- **Work to do**
Only lines with the word "this" are needed; collect each of them from the listing below.

- **Data supplied**
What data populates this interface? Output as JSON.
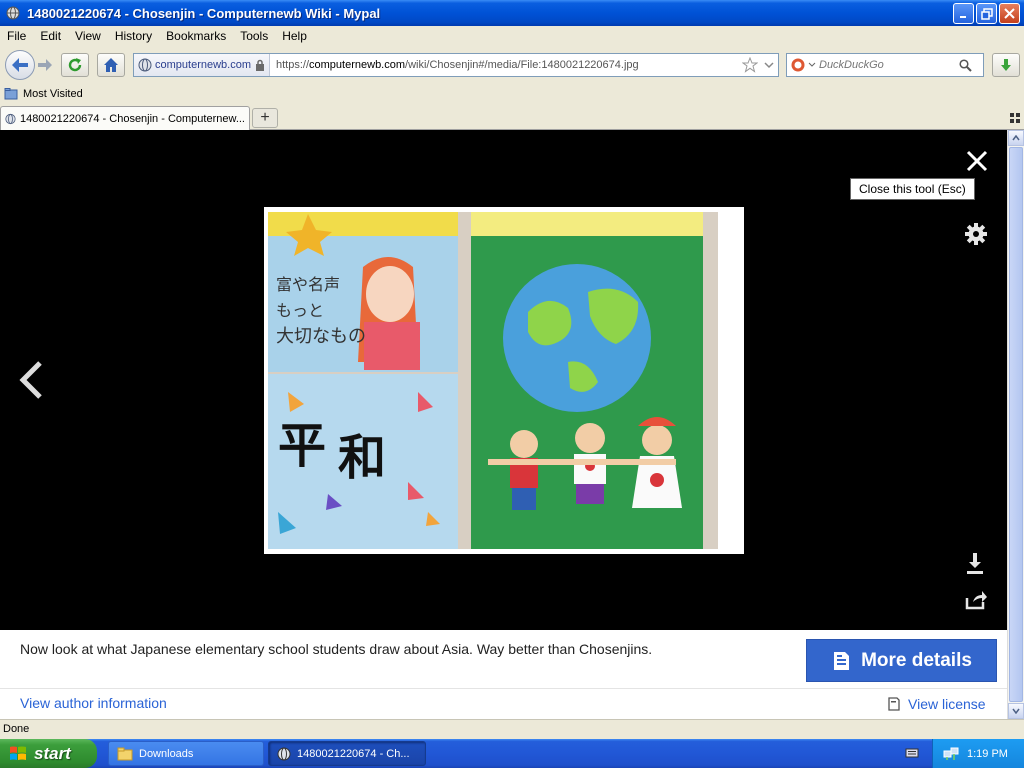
{
  "window": {
    "title": "1480021220674 - Chosenjin - Computernewb Wiki - Mypal"
  },
  "menu": {
    "items": [
      "File",
      "Edit",
      "View",
      "History",
      "Bookmarks",
      "Tools",
      "Help"
    ]
  },
  "navbar": {
    "site_identity": "computernewb.com",
    "url_prefix": "https://",
    "url_domain": "computernewb.com",
    "url_path": "/wiki/Chosenjin#/media/File:1480021220674.jpg",
    "search_placeholder": "DuckDuckGo"
  },
  "bookmarks": {
    "most_visited": "Most Visited"
  },
  "tab": {
    "label": "1480021220674 - Chosenjin - Computernew..."
  },
  "media_viewer": {
    "close_tooltip": "Close this tool (Esc)",
    "image_text": [
      "平",
      "和"
    ],
    "caption": "Now look at what Japanese elementary school students draw about Asia. Way better than Chosenjins.",
    "more_details": "More details",
    "author_link": "View author information",
    "license_link": "View license"
  },
  "status": {
    "text": "Done"
  },
  "taskbar": {
    "start": "start",
    "tasks": [
      "Downloads",
      "1480021220674 - Ch..."
    ],
    "clock": "1:19 PM"
  },
  "icons": {
    "title": "globe-icon",
    "back": "back-arrow-icon",
    "forward": "forward-arrow-icon",
    "reload": "reload-icon",
    "home": "home-icon",
    "lock": "lock-icon",
    "bookmark_star": "star-icon",
    "search": "search-icon",
    "download": "download-icon",
    "close": "close-icon",
    "gear": "gear-icon",
    "share": "share-icon",
    "prev": "chevron-left-icon"
  },
  "colors": {
    "accent": "#3366cc",
    "link": "#2a63d6",
    "viewer_bg": "#000000"
  }
}
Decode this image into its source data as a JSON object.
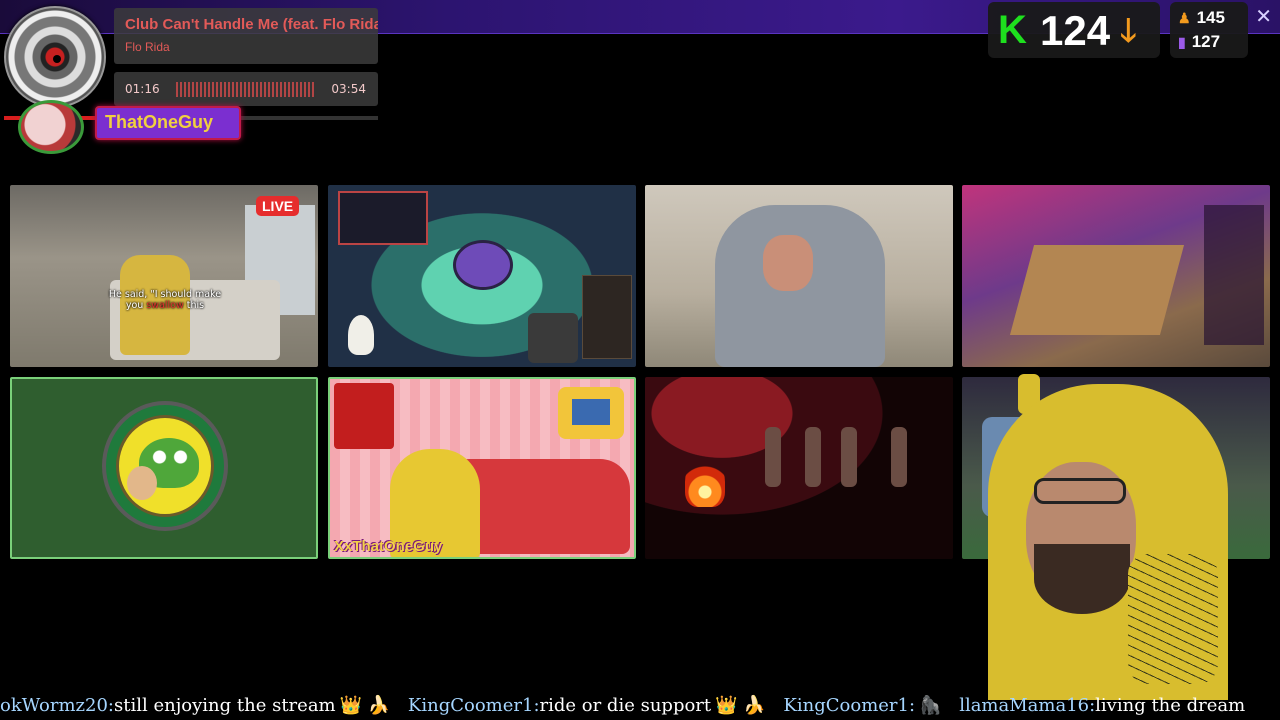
{
  "window": {
    "close_label": "✕"
  },
  "now_playing": {
    "title": "Club Can't Handle Me (feat. Flo Rida)",
    "artist": "Flo Rida",
    "elapsed": "01:16",
    "total": "03:54",
    "progress": 0.32
  },
  "streamer": {
    "name": "ThatOneGuy"
  },
  "kick_counter": {
    "logo": "K",
    "count": "124",
    "trend_icon": "arrow-down-icon",
    "trend_glyph": "🡓"
  },
  "stats": {
    "followers": "145",
    "viewers": "127",
    "followers_icon": "person-icon",
    "viewers_icon": "bar-chart-icon"
  },
  "tiles": {
    "live_badge": "LIVE",
    "caption_pre": "He said, \"I should make you ",
    "caption_hl": "swallow",
    "caption_post": " this",
    "banner": "XxThatOneGuy"
  },
  "ticker": [
    {
      "user": "okWormz20:",
      "message": "still enjoying the stream",
      "emote": "👑 🍌"
    },
    {
      "user": "KingCoomer1:",
      "message": "ride or die support",
      "emote": "👑 🍌"
    },
    {
      "user": "KingCoomer1:",
      "message": "",
      "emote": "🦍"
    },
    {
      "user": "llamaMama16:",
      "message": "living the dream",
      "emote": ""
    }
  ]
}
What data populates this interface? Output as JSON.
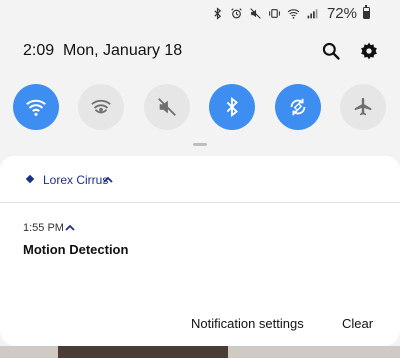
{
  "status_bar": {
    "icons": [
      "bluetooth-icon",
      "alarm-icon",
      "mute-icon",
      "vibrate-icon",
      "wifi-icon",
      "signal-icon"
    ],
    "battery_percent_text": "72%",
    "battery_level": 0.72
  },
  "header": {
    "time": "2:09",
    "date": "Mon, January 18",
    "search_icon": "search-icon",
    "settings_icon": "gear-icon"
  },
  "quick_toggles": [
    {
      "name": "wifi",
      "icon": "wifi-icon",
      "state": "on"
    },
    {
      "name": "mobile-hotspot",
      "icon": "hotspot-icon",
      "state": "off"
    },
    {
      "name": "sound",
      "icon": "mute-icon",
      "state": "off"
    },
    {
      "name": "bluetooth",
      "icon": "bluetooth-icon",
      "state": "on"
    },
    {
      "name": "auto-rotate",
      "icon": "rotate-icon",
      "state": "on"
    },
    {
      "name": "airplane-mode",
      "icon": "airplane-icon",
      "state": "off"
    }
  ],
  "colors": {
    "accent_on": "#3e8df0",
    "toggle_off": "#e6e6e6",
    "app_name": "#1e2f8a"
  },
  "notification": {
    "app_name": "Lorex Cirrus",
    "time": "1:55 PM",
    "title": "Motion Detection",
    "actions": {
      "settings": "Notification settings",
      "clear": "Clear"
    }
  }
}
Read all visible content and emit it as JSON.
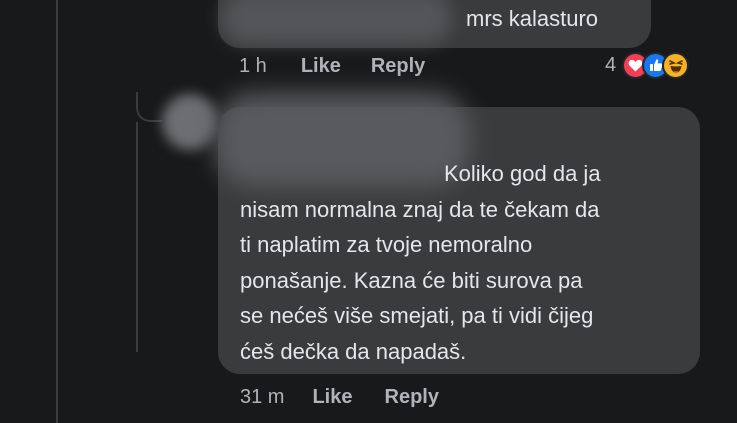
{
  "comment1": {
    "text": "mrs kalasturo",
    "time": "1 h",
    "like_label": "Like",
    "reply_label": "Reply",
    "reaction_count": "4",
    "reactions": [
      "heart-icon",
      "like-icon",
      "haha-icon"
    ]
  },
  "comment2": {
    "text_lines": [
      "Koliko god da ja",
      "nisam normalna znaj da te čekam da",
      "ti naplatim za tvoje nemoralno",
      "ponašanje. Kazna će biti surova pa",
      "se nećeš više smejati, pa ti vidi čijeg",
      "ćeš dečka da napadaš."
    ],
    "time": "31 m",
    "like_label": "Like",
    "reply_label": "Reply"
  },
  "colors": {
    "background": "#18191a",
    "bubble": "#3a3b3c",
    "text": "#e4e6eb",
    "meta": "#b0b3b8",
    "heart": "#f33e58",
    "like": "#1877f2",
    "haha": "#f7b125"
  }
}
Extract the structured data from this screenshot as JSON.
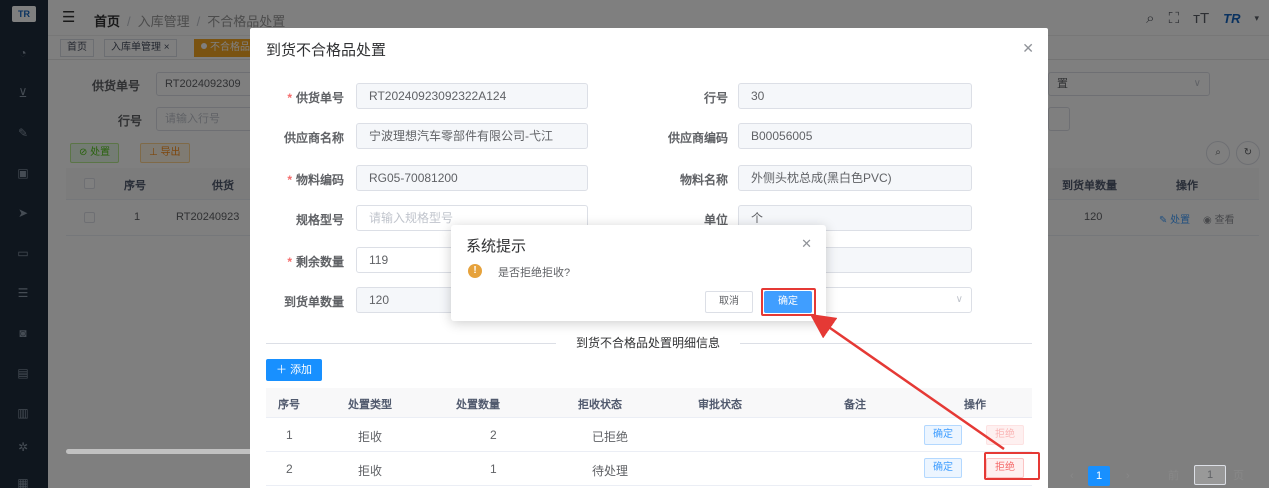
{
  "app": {
    "logo": "TR",
    "brand_mark": "TR"
  },
  "breadcrumb": [
    "首页",
    "入库管理",
    "不合格品处置"
  ],
  "tags": [
    "首页",
    "入库单管理",
    "不合格品"
  ],
  "tag_close": "×",
  "background_page": {
    "form": {
      "supply_no_label": "供货单号",
      "supply_no_value": "RT2024092309",
      "line_no_label": "行号",
      "line_no_placeholder": "请输入行号",
      "right_select_value": "置"
    },
    "buttons": {
      "dispose": "处置",
      "export": "导出"
    },
    "table": {
      "headers": [
        "序号",
        "供货",
        "到货单数量",
        "操作"
      ],
      "row": {
        "index": "1",
        "supply_no": "RT20240923",
        "qty": "120",
        "action_dispose": "处置",
        "action_view": "查看"
      }
    },
    "pagination": {
      "current_page": "1",
      "goto_label": "前往",
      "goto_value": "1",
      "page_unit": "页"
    }
  },
  "dialog": {
    "title": "到货不合格品处置",
    "fields": {
      "supply_no": {
        "label": "供货单号",
        "value": "RT20240923092322A124",
        "required": true
      },
      "line_no": {
        "label": "行号",
        "value": "30"
      },
      "supplier_name": {
        "label": "供应商名称",
        "value": "宁波理想汽车零部件有限公司-弋江"
      },
      "supplier_code": {
        "label": "供应商编码",
        "value": "B00056005"
      },
      "material_code": {
        "label": "物料编码",
        "value": "RG05-70081200",
        "required": true
      },
      "material_name": {
        "label": "物料名称",
        "value": "外侧头枕总成(黑白色PVC)"
      },
      "spec": {
        "label": "规格型号",
        "placeholder": "请输入规格型号"
      },
      "unit": {
        "label": "单位",
        "value": "个"
      },
      "remaining_qty": {
        "label": "剩余数量",
        "value": "119",
        "required": true
      },
      "arrival_qty": {
        "label": "到货单数量",
        "value": "120"
      }
    },
    "detail_section_title": "到货不合格品处置明细信息",
    "add_button": "添加",
    "detail_table": {
      "headers": [
        "序号",
        "处置类型",
        "处置数量",
        "拒收状态",
        "审批状态",
        "备注",
        "操作"
      ],
      "rows": [
        {
          "index": "1",
          "type": "拒收",
          "qty": "2",
          "reject_status": "已拒绝",
          "approve_status": "",
          "remark": "",
          "confirm": "确定",
          "reject": "拒绝"
        },
        {
          "index": "2",
          "type": "拒收",
          "qty": "1",
          "reject_status": "待处理",
          "approve_status": "",
          "remark": "",
          "confirm": "确定",
          "reject": "拒绝"
        }
      ]
    }
  },
  "message_box": {
    "title": "系统提示",
    "message": "是否拒绝拒收?",
    "cancel": "取消",
    "confirm": "确定"
  },
  "colors": {
    "sidebar": "#1f2d3d",
    "primary": "#409eff",
    "warning": "#e6a23c",
    "danger": "#f56c6c",
    "annotation_red": "#e53935"
  }
}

- **Problem solution**
What data populates this interface? Output as JSON.
    "close_tooltip": "Close this tool (Esc)",
Decode this image into its source data as a JSON object.
    "caption_post": " this",
What data populates this interface? Output as JSON.
Extract the structured data from this screenshot as JSON.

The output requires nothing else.